Exercise goal
Rewrite the listing from its beginning through the line containing "The outer wall 344a is at (528, 438).", with both ends included, and rename "testing tube" as "sample tube" while leaving everything else unchanged. Leave the pictures out of your answer.

Provided data
-*-

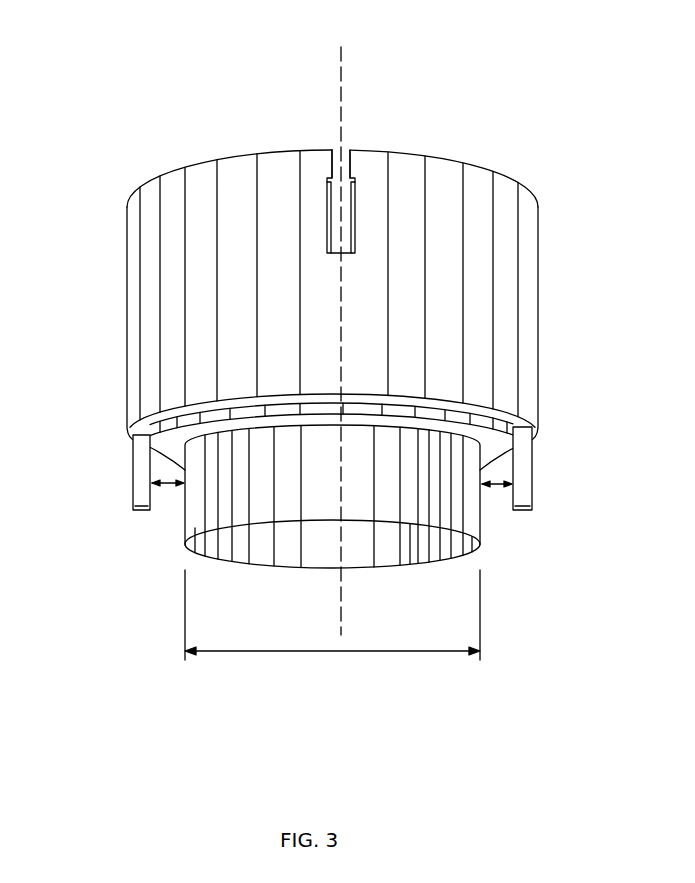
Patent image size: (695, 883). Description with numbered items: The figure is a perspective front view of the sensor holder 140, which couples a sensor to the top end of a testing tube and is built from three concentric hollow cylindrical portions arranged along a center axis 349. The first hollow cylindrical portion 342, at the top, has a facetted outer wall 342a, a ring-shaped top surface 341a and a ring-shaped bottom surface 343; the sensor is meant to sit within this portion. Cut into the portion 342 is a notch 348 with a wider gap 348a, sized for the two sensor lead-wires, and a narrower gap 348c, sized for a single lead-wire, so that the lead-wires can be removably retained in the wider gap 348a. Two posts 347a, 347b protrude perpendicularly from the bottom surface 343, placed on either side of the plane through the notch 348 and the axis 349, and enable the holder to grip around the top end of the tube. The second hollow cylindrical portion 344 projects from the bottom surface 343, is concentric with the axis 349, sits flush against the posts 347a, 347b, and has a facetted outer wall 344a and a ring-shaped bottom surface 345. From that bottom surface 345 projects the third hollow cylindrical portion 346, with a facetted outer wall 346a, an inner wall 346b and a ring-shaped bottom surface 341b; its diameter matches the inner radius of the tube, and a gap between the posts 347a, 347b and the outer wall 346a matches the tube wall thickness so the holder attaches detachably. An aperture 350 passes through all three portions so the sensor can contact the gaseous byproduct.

The sensor holder 140 is at (578, 70).
The ring-shaped top surface 341a is at (483, 167).
The ring-shaped bottom surface 341b is at (446, 568).
The first hollow cylindrical portion 342 is at (544, 226).
The outer wall 342a is at (505, 300).
The ring-shaped bottom surface 343 is at (520, 424).
The second hollow cylindrical portion 344 is at (436, 410).
The outer wall 344a is at (528, 438).
The ring-shaped bottom surface 345 is at (495, 455).
The third hollow cylindrical portion 346 is at (490, 518).
The outer wall 346a is at (458, 517).
The inner wall 346b is at (388, 570).
The post 347a is at (145, 483).
The post 347b is at (525, 499).
The notch 348 is at (357, 142).
The wider gap 348a is at (340, 228).
The narrower gap 348c is at (345, 140).
The center axis 349 is at (340, 592).
The aperture 350 is at (325, 652).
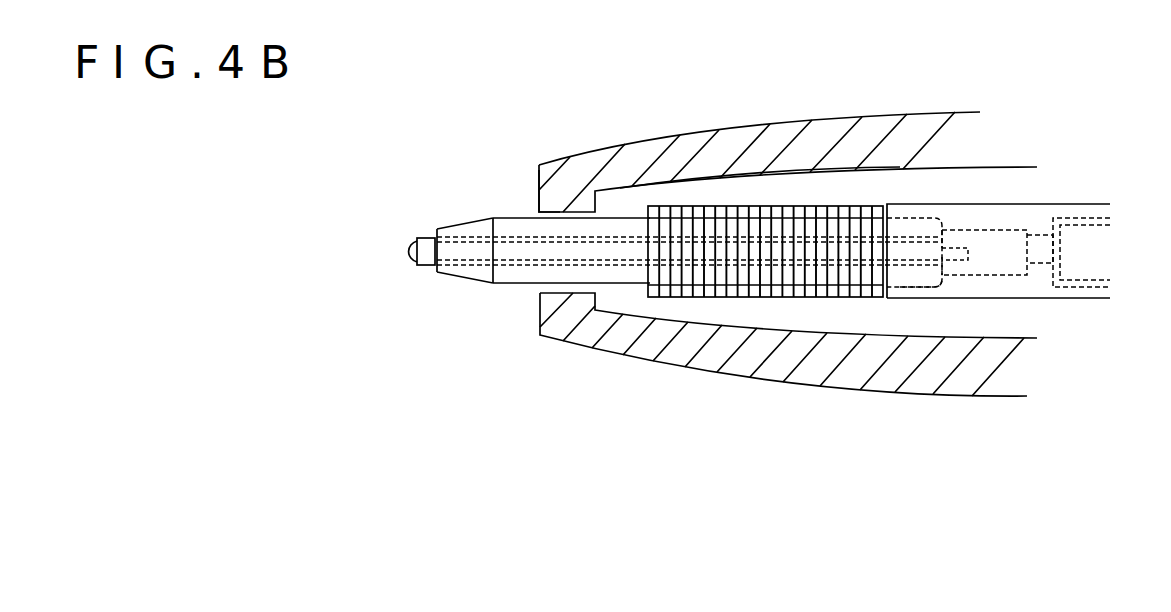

-*-

Exercise output
Patent image size: (695, 883). Description with numbered items: The figure is a perspective front view of the sensor holder 140, which couples a sensor to the top end of a sample tube and is built from three concentric hollow cylindrical portions arranged along a center axis 349. The first hollow cylindrical portion 342, at the top, has a facetted outer wall 342a, a ring-shaped top surface 341a and a ring-shaped bottom surface 343; the sensor is meant to sit within this portion. Cut into the portion 342 is a notch 348 with a wider gap 348a, sized for the two sensor lead-wires, and a narrower gap 348c, sized for a single lead-wire, so that the lead-wires can be removably retained in the wider gap 348a. Two posts 347a, 347b protrude perpendicularly from the bottom surface 343, placed on either side of the plane through the notch 348 and the axis 349, and enable the holder to grip around the top end of the tube. The second hollow cylindrical portion 344 projects from the bottom surface 343, is concentric with the axis 349, sits flush against the posts 347a, 347b, and has a facetted outer wall 344a and a ring-shaped bottom surface 345. From that bottom surface 345 projects the third hollow cylindrical portion 346, with a facetted outer wall 346a, an inner wall 346b and a ring-shaped bottom surface 341b; its diameter matches the inner radius of the tube, and a gap between the posts 347a, 347b and the outer wall 346a matches the tube wall thickness so the holder attaches detachably. An aperture 350 passes through all three portions so the sensor can contact the gaseous byproduct.

The sensor holder 140 is at (578, 70).
The ring-shaped top surface 341a is at (483, 167).
The ring-shaped bottom surface 341b is at (446, 568).
The first hollow cylindrical portion 342 is at (544, 226).
The outer wall 342a is at (505, 300).
The ring-shaped bottom surface 343 is at (520, 424).
The second hollow cylindrical portion 344 is at (436, 410).
The outer wall 344a is at (528, 438).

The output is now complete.